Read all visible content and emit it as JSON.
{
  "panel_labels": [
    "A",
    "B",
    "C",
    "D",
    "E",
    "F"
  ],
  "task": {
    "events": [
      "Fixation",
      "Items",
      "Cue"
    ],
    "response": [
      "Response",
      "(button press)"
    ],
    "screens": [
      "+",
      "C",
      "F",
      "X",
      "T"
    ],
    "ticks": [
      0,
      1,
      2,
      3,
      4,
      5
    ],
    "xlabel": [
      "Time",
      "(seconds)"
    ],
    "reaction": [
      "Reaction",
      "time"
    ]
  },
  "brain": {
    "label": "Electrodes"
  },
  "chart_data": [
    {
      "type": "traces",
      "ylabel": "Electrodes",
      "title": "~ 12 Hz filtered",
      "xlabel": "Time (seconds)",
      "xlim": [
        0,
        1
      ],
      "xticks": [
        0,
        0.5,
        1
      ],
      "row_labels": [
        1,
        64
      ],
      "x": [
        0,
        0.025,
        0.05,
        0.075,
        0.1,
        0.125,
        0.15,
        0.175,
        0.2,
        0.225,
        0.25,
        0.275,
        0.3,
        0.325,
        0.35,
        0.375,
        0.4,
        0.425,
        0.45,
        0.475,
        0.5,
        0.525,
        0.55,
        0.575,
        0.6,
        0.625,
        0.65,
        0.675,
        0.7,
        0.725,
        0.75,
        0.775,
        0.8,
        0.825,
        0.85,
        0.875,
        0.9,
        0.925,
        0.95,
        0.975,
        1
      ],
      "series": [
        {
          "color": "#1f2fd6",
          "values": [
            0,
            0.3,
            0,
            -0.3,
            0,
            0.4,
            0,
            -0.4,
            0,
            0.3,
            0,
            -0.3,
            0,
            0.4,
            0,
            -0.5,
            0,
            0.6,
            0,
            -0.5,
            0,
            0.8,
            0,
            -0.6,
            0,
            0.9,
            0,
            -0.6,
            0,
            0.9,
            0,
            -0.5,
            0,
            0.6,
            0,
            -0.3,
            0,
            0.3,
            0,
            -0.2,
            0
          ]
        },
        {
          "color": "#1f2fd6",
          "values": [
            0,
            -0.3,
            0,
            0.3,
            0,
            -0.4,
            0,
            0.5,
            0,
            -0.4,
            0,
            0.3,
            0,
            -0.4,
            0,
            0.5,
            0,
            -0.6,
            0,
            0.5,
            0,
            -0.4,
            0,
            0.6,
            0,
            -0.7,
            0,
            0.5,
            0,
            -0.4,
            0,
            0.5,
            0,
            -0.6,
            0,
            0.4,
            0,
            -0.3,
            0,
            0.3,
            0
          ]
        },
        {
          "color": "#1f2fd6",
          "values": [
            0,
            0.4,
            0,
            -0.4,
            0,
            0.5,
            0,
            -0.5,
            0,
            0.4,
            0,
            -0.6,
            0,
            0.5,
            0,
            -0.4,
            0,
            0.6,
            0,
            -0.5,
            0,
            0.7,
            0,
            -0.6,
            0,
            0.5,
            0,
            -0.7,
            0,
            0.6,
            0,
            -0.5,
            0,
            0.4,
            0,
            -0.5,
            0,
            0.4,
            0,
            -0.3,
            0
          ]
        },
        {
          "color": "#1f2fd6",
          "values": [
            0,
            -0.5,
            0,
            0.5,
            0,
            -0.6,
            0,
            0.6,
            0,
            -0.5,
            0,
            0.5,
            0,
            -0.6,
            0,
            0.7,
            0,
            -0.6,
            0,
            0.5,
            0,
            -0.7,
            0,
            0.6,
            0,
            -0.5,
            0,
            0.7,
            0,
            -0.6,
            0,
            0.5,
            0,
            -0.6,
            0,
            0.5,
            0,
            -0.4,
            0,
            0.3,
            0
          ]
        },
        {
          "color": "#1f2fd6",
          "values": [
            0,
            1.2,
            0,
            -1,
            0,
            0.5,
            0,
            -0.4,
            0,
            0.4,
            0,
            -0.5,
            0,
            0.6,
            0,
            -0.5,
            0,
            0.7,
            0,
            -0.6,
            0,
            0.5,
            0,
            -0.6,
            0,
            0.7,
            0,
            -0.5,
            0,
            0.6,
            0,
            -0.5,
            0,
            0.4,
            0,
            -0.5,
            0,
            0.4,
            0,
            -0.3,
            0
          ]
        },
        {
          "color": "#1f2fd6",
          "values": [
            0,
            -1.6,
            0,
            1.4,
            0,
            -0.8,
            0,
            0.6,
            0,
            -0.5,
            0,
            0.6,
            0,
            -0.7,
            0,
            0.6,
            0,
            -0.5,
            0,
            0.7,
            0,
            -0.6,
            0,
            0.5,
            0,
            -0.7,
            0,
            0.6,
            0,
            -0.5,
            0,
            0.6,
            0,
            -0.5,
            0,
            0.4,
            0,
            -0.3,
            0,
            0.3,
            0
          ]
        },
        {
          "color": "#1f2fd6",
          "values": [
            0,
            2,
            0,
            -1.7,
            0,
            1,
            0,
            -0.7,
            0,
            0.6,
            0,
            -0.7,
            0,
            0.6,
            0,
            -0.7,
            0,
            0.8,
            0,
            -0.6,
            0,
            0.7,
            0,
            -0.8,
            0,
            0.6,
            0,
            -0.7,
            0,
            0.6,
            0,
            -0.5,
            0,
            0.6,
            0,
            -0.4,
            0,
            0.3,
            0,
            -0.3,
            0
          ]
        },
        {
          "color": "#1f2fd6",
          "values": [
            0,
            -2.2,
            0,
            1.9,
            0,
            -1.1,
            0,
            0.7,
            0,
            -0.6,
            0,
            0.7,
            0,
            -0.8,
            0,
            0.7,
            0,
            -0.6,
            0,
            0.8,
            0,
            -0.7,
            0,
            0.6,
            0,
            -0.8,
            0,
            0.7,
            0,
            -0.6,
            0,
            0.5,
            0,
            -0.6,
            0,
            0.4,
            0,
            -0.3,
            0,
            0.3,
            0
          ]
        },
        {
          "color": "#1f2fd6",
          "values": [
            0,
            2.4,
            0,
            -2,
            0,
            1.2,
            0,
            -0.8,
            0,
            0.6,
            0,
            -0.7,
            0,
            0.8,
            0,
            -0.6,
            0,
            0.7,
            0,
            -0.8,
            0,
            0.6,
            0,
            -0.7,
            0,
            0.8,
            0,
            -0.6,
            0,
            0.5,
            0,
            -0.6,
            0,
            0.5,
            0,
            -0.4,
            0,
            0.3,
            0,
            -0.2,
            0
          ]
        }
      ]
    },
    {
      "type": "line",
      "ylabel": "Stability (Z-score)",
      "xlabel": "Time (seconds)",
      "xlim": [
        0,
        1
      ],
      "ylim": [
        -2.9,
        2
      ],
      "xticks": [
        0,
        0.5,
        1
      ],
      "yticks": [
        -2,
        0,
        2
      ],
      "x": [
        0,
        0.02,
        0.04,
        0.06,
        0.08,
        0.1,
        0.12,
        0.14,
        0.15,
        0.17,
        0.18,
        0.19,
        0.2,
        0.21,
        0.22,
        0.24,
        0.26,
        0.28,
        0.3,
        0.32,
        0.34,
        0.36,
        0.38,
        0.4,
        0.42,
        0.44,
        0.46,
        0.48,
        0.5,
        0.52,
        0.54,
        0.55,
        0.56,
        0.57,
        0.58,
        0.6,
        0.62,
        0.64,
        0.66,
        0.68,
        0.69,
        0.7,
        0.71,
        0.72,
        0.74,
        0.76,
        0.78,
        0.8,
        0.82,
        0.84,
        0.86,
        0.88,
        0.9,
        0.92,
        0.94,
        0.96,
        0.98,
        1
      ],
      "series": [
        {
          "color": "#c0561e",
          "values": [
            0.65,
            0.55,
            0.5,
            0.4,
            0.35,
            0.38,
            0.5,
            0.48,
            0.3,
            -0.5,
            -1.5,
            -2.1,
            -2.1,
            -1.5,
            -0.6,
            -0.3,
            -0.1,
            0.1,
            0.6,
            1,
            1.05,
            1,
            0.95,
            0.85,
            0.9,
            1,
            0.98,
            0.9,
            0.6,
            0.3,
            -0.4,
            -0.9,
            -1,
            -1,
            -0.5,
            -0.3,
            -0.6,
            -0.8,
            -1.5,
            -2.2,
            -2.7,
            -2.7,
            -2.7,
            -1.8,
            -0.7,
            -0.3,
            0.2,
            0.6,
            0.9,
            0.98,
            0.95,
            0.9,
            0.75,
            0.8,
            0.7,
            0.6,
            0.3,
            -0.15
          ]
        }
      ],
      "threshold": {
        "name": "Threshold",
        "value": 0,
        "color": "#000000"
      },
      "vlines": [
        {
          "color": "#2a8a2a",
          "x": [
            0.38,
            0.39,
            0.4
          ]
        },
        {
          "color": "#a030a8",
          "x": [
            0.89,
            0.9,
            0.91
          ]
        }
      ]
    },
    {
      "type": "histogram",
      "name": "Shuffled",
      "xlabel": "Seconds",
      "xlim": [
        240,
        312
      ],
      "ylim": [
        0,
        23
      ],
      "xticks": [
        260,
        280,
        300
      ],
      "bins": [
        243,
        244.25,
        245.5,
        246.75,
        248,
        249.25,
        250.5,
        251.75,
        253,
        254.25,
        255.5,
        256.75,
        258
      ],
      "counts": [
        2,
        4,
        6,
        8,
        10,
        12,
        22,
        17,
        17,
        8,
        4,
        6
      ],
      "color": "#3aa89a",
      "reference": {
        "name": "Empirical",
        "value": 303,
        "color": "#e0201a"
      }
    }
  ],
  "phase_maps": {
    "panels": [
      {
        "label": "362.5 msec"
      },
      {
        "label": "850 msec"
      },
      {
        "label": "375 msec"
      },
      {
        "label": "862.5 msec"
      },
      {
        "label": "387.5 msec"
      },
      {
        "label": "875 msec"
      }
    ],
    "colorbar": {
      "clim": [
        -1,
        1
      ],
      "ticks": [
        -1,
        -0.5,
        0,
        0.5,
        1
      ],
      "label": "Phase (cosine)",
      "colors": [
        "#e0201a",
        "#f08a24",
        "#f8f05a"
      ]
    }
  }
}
------------
## Required work
Filter the entries down to the lines containing "Electrodes". Copy each of those lines.

## Full response
    "label": "Electrodes"
      "ylabel": "Electrodes",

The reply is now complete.